Exercise instructions:
Pull out each line of the records holding the string "RMSE".

Data excerpts
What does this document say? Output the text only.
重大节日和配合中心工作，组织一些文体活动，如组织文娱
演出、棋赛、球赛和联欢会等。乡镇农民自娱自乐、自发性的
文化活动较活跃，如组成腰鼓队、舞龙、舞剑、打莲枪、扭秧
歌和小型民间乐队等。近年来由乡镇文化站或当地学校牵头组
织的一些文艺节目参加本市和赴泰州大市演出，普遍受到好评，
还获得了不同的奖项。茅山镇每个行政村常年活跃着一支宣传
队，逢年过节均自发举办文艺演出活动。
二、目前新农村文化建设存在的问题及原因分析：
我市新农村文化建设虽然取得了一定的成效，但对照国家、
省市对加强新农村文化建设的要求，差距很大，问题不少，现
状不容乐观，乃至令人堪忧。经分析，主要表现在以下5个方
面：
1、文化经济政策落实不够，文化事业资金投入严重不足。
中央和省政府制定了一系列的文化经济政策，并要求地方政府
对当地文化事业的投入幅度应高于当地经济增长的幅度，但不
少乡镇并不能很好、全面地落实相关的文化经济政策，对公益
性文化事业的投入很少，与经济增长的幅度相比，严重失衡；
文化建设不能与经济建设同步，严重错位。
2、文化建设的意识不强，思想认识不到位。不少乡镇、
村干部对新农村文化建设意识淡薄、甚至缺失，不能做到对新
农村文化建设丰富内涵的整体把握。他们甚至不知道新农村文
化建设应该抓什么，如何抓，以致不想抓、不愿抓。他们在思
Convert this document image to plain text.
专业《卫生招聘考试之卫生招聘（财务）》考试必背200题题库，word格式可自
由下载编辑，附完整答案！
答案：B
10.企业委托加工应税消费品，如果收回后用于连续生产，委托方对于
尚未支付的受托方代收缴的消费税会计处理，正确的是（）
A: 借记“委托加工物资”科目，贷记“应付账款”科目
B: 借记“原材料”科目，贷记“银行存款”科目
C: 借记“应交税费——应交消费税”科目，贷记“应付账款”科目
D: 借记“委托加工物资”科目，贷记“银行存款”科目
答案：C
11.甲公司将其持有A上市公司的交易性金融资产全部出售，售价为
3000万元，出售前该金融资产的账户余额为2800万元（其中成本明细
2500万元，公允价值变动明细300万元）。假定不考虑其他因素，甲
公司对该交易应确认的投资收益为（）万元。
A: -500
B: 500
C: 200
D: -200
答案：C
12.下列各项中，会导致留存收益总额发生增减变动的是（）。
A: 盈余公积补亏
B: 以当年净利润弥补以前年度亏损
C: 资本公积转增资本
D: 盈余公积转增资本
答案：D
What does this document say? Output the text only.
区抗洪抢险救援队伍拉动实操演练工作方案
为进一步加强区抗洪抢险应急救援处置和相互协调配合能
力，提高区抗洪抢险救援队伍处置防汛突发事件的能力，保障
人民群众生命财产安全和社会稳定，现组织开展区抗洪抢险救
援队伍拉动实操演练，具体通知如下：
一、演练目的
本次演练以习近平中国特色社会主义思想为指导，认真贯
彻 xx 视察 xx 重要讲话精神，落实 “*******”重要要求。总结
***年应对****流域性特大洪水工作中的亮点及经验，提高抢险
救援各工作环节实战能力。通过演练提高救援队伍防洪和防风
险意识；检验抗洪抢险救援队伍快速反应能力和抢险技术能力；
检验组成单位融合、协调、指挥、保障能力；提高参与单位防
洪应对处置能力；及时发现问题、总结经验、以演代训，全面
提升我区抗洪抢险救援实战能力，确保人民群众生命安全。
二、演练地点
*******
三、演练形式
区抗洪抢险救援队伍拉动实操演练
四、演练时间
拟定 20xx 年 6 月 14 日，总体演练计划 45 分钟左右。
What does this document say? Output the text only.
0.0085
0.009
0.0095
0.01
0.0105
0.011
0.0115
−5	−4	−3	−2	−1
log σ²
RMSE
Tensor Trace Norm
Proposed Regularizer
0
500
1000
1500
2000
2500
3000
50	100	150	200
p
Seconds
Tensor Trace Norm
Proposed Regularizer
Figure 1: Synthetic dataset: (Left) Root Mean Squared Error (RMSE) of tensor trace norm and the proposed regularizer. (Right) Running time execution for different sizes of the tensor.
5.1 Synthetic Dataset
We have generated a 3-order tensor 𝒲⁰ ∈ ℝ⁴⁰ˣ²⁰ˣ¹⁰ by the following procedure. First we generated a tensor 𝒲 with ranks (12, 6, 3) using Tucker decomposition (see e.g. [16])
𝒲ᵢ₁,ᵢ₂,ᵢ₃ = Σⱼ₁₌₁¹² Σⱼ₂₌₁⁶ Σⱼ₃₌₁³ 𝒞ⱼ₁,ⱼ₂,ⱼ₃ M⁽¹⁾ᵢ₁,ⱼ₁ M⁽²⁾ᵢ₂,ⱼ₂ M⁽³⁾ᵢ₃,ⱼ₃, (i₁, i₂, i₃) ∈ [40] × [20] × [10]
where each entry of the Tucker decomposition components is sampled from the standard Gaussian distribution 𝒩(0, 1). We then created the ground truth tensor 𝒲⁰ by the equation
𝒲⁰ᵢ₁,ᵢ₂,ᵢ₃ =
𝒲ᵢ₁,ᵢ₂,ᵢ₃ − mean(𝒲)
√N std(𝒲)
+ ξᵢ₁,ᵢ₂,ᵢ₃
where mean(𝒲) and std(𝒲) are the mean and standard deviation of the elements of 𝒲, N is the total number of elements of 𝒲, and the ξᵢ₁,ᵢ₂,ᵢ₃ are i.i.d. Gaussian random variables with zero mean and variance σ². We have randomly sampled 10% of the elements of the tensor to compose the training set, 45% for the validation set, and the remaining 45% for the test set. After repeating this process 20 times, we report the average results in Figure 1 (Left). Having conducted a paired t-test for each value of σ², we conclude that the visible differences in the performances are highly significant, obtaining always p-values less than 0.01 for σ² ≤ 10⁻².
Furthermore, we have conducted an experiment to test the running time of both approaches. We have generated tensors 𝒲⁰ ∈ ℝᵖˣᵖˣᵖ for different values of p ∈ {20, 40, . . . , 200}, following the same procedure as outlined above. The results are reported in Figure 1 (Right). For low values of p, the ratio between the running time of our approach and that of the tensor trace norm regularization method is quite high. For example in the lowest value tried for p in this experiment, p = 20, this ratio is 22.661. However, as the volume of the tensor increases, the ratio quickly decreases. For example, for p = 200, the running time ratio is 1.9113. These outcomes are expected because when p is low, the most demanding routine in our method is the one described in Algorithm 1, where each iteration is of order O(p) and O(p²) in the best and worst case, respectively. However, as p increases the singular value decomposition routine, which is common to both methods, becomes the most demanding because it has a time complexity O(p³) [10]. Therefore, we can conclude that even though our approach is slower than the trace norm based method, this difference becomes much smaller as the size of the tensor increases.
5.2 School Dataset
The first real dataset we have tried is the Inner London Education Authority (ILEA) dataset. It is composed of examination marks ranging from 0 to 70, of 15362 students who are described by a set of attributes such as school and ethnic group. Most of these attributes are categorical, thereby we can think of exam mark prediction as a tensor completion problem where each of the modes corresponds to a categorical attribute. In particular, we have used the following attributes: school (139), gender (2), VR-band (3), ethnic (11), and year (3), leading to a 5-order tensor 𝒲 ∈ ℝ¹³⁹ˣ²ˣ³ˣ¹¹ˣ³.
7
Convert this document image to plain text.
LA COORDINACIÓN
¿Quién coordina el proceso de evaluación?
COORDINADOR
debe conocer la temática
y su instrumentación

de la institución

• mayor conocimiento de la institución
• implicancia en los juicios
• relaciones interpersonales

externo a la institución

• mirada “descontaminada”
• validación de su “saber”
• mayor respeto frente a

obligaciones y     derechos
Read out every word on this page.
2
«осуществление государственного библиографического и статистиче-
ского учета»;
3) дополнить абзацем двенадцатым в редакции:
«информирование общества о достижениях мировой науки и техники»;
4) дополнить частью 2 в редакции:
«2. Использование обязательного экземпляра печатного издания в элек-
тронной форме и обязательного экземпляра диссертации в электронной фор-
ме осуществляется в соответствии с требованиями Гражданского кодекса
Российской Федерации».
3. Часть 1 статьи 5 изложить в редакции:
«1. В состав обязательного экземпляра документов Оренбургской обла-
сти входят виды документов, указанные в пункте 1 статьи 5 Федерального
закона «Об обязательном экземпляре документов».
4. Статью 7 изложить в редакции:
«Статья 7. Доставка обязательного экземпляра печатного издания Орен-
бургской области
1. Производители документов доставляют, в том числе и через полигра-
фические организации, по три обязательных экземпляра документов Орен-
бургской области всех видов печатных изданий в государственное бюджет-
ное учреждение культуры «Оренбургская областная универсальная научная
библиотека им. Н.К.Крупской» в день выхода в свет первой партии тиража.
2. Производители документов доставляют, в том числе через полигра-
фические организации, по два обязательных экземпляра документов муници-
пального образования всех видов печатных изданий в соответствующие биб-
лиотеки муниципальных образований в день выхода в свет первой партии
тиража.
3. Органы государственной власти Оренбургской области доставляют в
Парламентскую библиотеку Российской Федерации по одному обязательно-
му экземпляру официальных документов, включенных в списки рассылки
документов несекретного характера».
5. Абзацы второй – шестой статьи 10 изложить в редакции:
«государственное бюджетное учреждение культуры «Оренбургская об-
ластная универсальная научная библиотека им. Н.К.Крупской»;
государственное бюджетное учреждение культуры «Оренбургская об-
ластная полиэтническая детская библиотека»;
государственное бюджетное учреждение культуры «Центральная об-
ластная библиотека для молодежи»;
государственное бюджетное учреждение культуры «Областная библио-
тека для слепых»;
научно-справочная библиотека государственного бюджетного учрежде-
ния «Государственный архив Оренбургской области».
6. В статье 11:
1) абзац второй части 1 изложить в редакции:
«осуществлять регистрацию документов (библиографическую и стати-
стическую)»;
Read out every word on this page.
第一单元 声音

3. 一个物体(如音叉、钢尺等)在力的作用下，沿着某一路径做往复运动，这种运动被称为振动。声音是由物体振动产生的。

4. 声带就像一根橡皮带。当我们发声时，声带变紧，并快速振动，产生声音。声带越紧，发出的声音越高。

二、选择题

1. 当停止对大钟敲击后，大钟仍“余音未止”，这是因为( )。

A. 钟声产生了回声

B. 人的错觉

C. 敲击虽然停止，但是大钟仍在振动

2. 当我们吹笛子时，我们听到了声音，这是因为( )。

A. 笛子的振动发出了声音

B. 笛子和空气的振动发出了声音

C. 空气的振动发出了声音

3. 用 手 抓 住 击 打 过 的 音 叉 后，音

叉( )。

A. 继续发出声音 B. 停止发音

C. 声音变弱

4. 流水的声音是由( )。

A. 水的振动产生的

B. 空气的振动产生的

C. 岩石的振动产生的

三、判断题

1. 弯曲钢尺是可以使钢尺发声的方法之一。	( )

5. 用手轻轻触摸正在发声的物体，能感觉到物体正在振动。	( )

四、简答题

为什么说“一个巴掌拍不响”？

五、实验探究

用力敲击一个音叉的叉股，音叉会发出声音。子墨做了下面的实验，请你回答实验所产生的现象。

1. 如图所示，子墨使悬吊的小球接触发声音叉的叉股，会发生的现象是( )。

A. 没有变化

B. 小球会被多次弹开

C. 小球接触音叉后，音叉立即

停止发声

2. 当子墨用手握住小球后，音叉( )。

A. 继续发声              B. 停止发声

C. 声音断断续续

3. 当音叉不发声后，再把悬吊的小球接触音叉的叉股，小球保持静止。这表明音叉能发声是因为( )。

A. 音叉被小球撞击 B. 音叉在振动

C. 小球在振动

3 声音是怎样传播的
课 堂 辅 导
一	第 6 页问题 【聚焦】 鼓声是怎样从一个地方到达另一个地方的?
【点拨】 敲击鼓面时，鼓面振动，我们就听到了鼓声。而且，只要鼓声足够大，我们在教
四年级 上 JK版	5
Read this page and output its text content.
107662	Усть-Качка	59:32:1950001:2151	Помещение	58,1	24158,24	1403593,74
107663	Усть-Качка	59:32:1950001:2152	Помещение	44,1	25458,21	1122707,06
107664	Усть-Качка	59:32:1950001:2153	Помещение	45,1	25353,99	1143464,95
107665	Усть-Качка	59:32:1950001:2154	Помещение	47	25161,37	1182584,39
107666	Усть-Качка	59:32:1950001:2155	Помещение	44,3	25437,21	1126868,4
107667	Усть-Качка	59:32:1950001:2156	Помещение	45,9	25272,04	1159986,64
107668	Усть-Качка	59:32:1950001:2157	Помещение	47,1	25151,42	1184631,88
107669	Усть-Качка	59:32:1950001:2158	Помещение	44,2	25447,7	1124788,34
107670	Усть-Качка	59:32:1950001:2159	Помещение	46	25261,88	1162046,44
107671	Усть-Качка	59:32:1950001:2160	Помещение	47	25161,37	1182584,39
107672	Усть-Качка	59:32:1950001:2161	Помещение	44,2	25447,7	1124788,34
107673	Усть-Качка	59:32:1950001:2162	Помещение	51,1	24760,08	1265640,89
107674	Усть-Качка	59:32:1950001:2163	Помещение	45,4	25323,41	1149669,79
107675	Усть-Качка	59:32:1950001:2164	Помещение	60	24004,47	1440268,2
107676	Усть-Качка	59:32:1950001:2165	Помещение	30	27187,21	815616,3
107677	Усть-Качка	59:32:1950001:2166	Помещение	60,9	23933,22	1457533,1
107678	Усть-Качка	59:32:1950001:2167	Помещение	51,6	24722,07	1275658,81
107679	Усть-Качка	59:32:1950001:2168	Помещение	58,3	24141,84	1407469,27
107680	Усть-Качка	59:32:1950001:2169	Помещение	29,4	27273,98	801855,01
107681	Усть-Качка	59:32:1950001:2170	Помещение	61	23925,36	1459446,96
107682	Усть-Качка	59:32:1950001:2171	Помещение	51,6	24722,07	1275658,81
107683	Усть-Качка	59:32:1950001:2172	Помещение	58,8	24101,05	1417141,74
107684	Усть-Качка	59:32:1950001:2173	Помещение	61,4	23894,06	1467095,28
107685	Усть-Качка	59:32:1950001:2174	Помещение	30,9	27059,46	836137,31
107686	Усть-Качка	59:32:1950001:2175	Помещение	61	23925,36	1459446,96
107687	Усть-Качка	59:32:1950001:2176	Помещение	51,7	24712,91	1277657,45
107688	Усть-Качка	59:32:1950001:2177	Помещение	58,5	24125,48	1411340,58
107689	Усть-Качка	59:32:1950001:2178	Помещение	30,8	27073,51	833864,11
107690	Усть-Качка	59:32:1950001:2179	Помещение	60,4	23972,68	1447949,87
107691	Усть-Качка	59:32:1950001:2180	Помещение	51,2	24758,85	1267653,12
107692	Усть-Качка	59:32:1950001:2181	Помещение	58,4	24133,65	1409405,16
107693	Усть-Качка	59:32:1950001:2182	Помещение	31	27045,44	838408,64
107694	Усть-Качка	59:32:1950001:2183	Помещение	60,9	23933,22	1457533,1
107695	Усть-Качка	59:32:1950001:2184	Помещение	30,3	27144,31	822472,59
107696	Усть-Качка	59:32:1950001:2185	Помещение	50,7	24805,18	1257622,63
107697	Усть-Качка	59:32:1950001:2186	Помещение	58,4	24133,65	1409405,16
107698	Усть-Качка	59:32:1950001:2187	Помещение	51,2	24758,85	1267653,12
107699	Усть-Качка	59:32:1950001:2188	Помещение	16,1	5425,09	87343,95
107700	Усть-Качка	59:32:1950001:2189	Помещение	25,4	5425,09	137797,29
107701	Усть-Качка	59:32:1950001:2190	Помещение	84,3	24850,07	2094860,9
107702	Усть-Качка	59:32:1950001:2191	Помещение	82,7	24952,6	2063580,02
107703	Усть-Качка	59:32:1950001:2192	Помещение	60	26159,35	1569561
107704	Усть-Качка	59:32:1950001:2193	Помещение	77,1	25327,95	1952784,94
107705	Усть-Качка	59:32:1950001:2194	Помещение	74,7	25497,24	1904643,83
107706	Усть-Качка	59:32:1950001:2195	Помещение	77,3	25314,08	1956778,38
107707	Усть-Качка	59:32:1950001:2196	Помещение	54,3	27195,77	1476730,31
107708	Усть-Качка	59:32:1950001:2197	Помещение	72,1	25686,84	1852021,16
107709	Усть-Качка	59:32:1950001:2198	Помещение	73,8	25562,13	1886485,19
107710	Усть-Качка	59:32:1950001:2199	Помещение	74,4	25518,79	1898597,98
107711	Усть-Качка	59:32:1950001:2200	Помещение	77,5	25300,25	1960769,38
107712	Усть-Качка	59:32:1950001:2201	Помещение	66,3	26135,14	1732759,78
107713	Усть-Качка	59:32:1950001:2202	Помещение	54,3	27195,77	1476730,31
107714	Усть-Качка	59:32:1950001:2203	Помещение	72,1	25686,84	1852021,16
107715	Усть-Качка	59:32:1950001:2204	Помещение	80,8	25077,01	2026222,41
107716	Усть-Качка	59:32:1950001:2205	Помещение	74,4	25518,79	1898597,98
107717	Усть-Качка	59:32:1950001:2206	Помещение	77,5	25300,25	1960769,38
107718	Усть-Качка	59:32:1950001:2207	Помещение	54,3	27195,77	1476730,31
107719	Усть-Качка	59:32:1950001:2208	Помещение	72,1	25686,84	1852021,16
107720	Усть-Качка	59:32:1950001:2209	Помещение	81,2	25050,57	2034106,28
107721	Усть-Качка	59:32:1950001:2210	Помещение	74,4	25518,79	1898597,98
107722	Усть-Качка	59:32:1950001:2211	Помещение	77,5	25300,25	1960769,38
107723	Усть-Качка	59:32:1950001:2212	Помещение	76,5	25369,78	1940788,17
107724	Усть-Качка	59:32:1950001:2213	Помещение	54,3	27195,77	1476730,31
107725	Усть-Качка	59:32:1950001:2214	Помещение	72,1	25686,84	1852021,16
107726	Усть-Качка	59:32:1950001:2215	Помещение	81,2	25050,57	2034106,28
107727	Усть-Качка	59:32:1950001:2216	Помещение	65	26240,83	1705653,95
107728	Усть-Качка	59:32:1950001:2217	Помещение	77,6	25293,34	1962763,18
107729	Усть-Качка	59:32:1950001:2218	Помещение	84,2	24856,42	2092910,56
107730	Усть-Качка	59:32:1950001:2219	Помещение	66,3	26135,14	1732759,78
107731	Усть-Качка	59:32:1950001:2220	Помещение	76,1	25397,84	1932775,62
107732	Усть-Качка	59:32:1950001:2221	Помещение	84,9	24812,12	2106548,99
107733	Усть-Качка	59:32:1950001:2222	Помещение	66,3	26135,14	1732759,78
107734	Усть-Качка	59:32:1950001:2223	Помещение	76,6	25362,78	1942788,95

Final result:
RMSE
Figure 1: Synthetic dataset: (Left) Root Mean Squared Error (RMSE) of tensor trace norm and the proposed regularizer. (Right) Running time execution for different sizes of the tensor.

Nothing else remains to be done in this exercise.